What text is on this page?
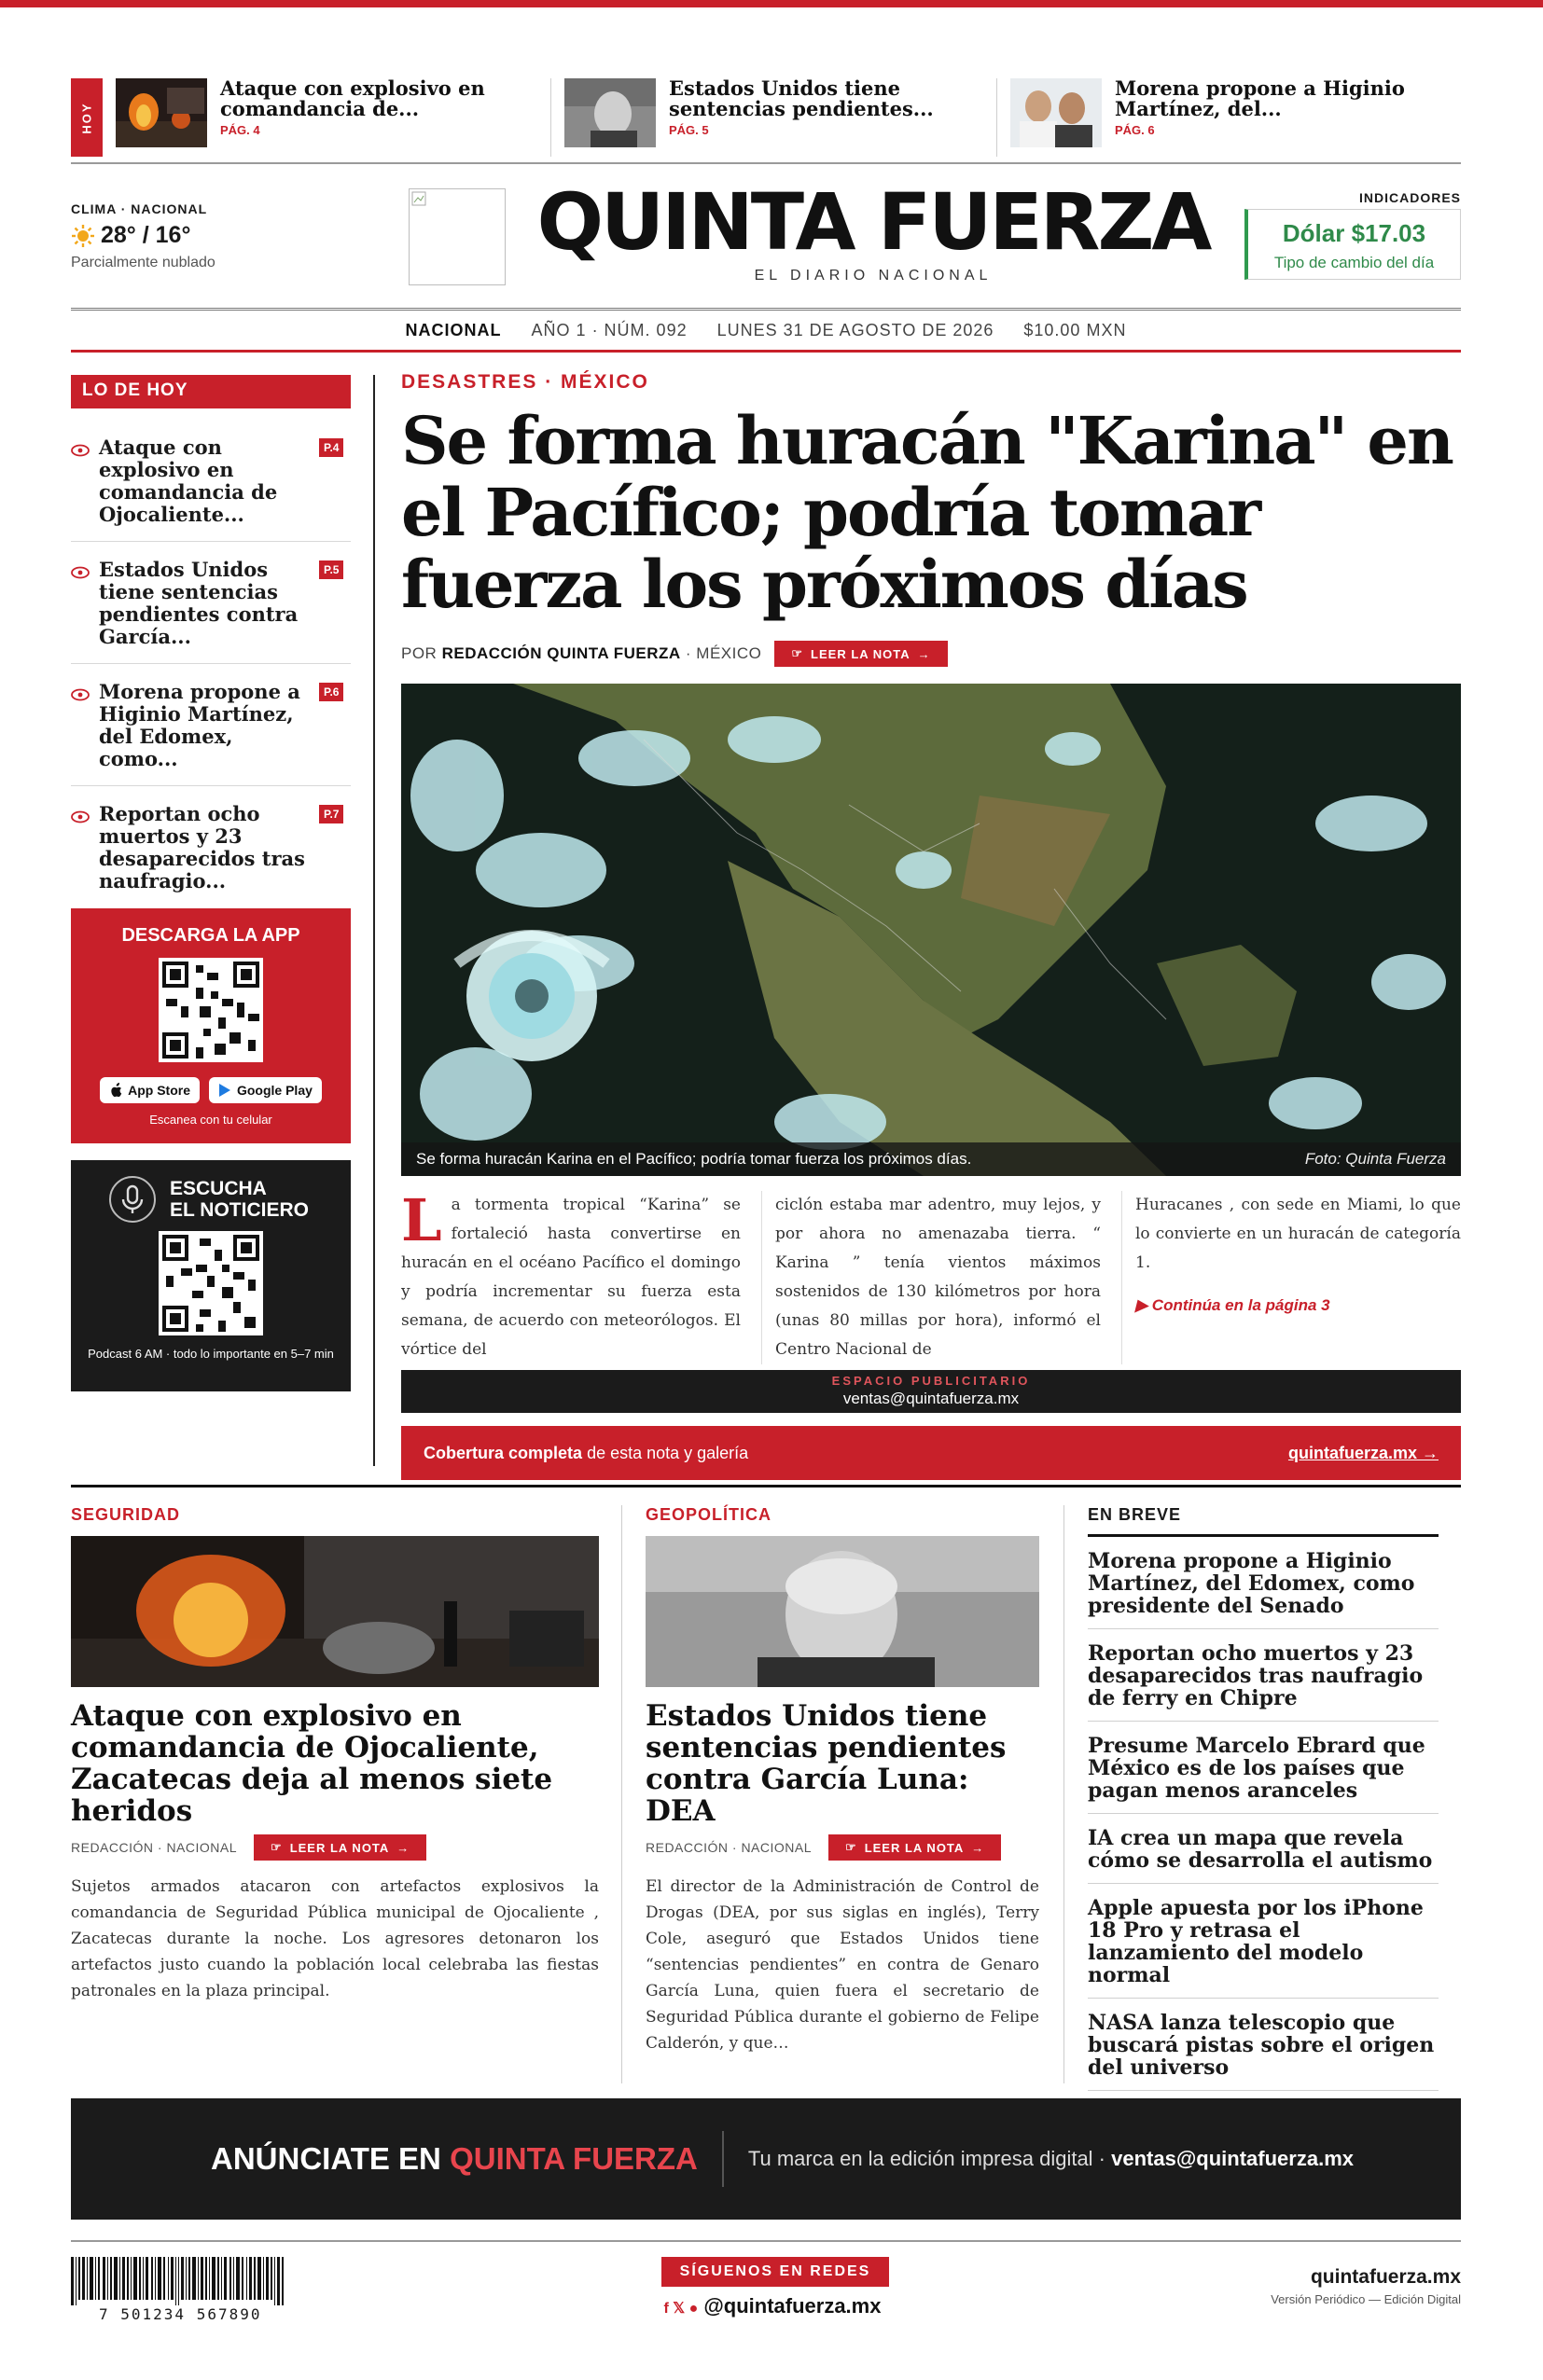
HOY
Ataque con explosivo en comandancia de...
PÁG. 4
Estados Unidos tiene sentencias pendientes...
PÁG. 5
Morena propone a Higinio Martínez, del...
PÁG. 6
CLIMA · NACIONAL
28° / 16°
Parcialmente nublado	QUINTA FUERZA
EL DIARIO NACIONAL
INDICADORES
Dólar $17.03
Tipo de cambio del día
NACIONAL AÑO 1 · NÚM. 092 LUNES 31 DE AGOSTO DE 2026 $10.00 MXN
LO DE HOY
Ataque con explosivo en comandancia de Ojocaliente...
P.4
Estados Unidos tiene sentencias pendientes contra García...
P.5
Morena propone a Higinio Martínez, del Edomex, como...
P.6
Reportan ocho muertos y 23 desaparecidos tras naufragio...
P.7
DESCARGA LA APP
App Store	Google Play
Escanea con tu celular
ESCUCHA
EL NOTICIERO
Podcast 6 AM · todo lo importante en 5–7 min
DESASTRES · MÉXICO
Se forma huracán "Karina" en el Pacífico; podría tomar fuerza los próximos días
POR REDACCIÓN QUINTA FUERZA · MÉXICO ☞ LEER LA NOTA →
Se forma huracán Karina en el Pacífico; podría tomar fuerza los próximos días.	Foto: Quinta Fuerza
La tormenta tropical “Karina” se fortaleció hasta convertirse en huracán en el océano Pacífico el domingo y podría incrementar su fuerza esta semana, de acuerdo con meteorólogos. El vórtice del
ciclón estaba mar adentro, muy lejos, y por ahora no amenazaba tierra. “ Karina ” tenía vientos máximos sostenidos de 130 kilómetros por hora (unas 80 millas por hora), informó el Centro Nacional de
Huracanes , con sede en Miami, lo que lo convierte en un huracán de categoría 1.
▶ Continúa en la página 3
ESPACIO PUBLICITARIO
ventas@quintafuerza.mx
Cobertura completa de esta nota y galería	quintafuerza.mx →
SEGURIDAD
Ataque con explosivo en comandancia de Ojocaliente, Zacatecas deja al menos siete heridos
REDACCIÓN · NACIONAL	☞ LEER LA NOTA →
Sujetos armados atacaron con artefactos explosivos la comandancia de Seguridad Pública municipal de Ojocaliente , Zacatecas durante la noche. Los agresores detonaron los artefactos justo cuando la población local celebraba las fiestas patronales en la plaza principal.
GEOPOLÍTICA
Estados Unidos tiene sentencias pendientes contra García Luna: DEA
REDACCIÓN · NACIONAL	☞ LEER LA NOTA →
El director de la Administración de Control de Drogas (DEA, por sus siglas en inglés), Terry Cole, aseguró que Estados Unidos tiene “sentencias pendientes” en contra de Genaro García Luna, quien fuera el secretario de Seguridad Pública durante el gobierno de Felipe Calderón, y que…
EN BREVE
Morena propone a Higinio Martínez, del Edomex, como presidente del Senado
Reportan ocho muertos y 23 desaparecidos tras naufragio de ferry en Chipre
Presume Marcelo Ebrard que México es de los países que pagan menos aranceles
IA crea un mapa que revela cómo se desarrolla el autismo
Apple apuesta por los iPhone 18 Pro y retrasa el lanzamiento del modelo normal
NASA lanza telescopio que buscará pistas sobre el origen del universo
ANÚNCIATE EN
QUINTA FUERZA	Tu marca en la edición impresa digital · ventas@quintafuerza.mx
7 501234 567890
SÍGUENOS EN REDES
f 𝕏 ● @quintafuerza.mx
quintafuerza.mx
Versión Periódico — Edición Digital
---+---
▸ WHAT IS BEING ASKED: Working from the lines above, reproduce the material exactly and exclude its pictures.

▸ ANSWER TO THIS EXERCISE:
What text is on this page?
HOY
Ataque con explosivo en comandancia de...
PÁG. 4
Estados Unidos tiene sentencias pendientes...
PÁG. 5
Morena propone a Higinio Martínez, del...
PÁG. 6
CLIMA · NACIONAL
28° / 16°
Parcialmente nublado	QUINTA FUERZA
EL DIARIO NACIONAL
INDICADORES
Dólar $17.03
Tipo de cambio del día
NACIONAL AÑO 1 · NÚM. 092 LUNES 31 DE AGOSTO DE 2026 $10.00 MXN
LO DE HOY
Ataque con explosivo en comandancia de Ojocaliente...
P.4
Estados Unidos tiene sentencias pendientes contra García...
P.5
Morena propone a Higinio Martínez, del Edomex, como...
P.6
Reportan ocho muertos y 23 desaparecidos tras naufragio...
P.7
DESCARGA LA APP
App Store	Google Play
Escanea con tu celular
ESCUCHA
EL NOTICIERO
Podcast 6 AM · todo lo importante en 5–7 min
DESASTRES · MÉXICO
Se forma huracán "Karina" en el Pacífico; podría tomar fuerza los próximos días
POR REDACCIÓN QUINTA FUERZA · MÉXICO ☞ LEER LA NOTA →
Se forma huracán Karina en el Pacífico; podría tomar fuerza los próximos días.	Foto: Quinta Fuerza
La tormenta tropical “Karina” se fortaleció hasta convertirse en huracán en el océano Pacífico el domingo y podría incrementar su fuerza esta semana, de acuerdo con meteorólogos. El vórtice del
ciclón estaba mar adentro, muy lejos, y por ahora no amenazaba tierra. “ Karina ” tenía vientos máximos sostenidos de 130 kilómetros por hora (unas 80 millas por hora), informó el Centro Nacional de
Huracanes , con sede en Miami, lo que lo convierte en un huracán de categoría 1.
▶ Continúa en la página 3
ESPACIO PUBLICITARIO
ventas@quintafuerza.mx
Cobertura completa de esta nota y galería	quintafuerza.mx →
SEGURIDAD
Ataque con explosivo en comandancia de Ojocaliente, Zacatecas deja al menos siete heridos
REDACCIÓN · NACIONAL	☞ LEER LA NOTA →
Sujetos armados atacaron con artefactos explosivos la comandancia de Seguridad Pública municipal de Ojocaliente , Zacatecas durante la noche. Los agresores detonaron los artefactos justo cuando la población local celebraba las fiestas patronales en la plaza principal.
GEOPOLÍTICA
Estados Unidos tiene sentencias pendientes contra García Luna: DEA
REDACCIÓN · NACIONAL	☞ LEER LA NOTA →
El director de la Administración de Control de Drogas (DEA, por sus siglas en inglés), Terry Cole, aseguró que Estados Unidos tiene “sentencias pendientes” en contra de Genaro García Luna, quien fuera el secretario de Seguridad Pública durante el gobierno de Felipe Calderón, y que…
EN BREVE
Morena propone a Higinio Martínez, del Edomex, como presidente del Senado
Reportan ocho muertos y 23 desaparecidos tras naufragio de ferry en Chipre
Presume Marcelo Ebrard que México es de los países que pagan menos aranceles
IA crea un mapa que revela cómo se desarrolla el autismo
Apple apuesta por los iPhone 18 Pro y retrasa el lanzamiento del modelo normal
NASA lanza telescopio que buscará pistas sobre el origen del universo
ANÚNCIATE EN
QUINTA FUERZA	Tu marca en la edición impresa digital · ventas@quintafuerza.mx
7 501234 567890
SÍGUENOS EN REDES
f 𝕏 ● @quintafuerza.mx
quintafuerza.mx
Versión Periódico — Edición Digital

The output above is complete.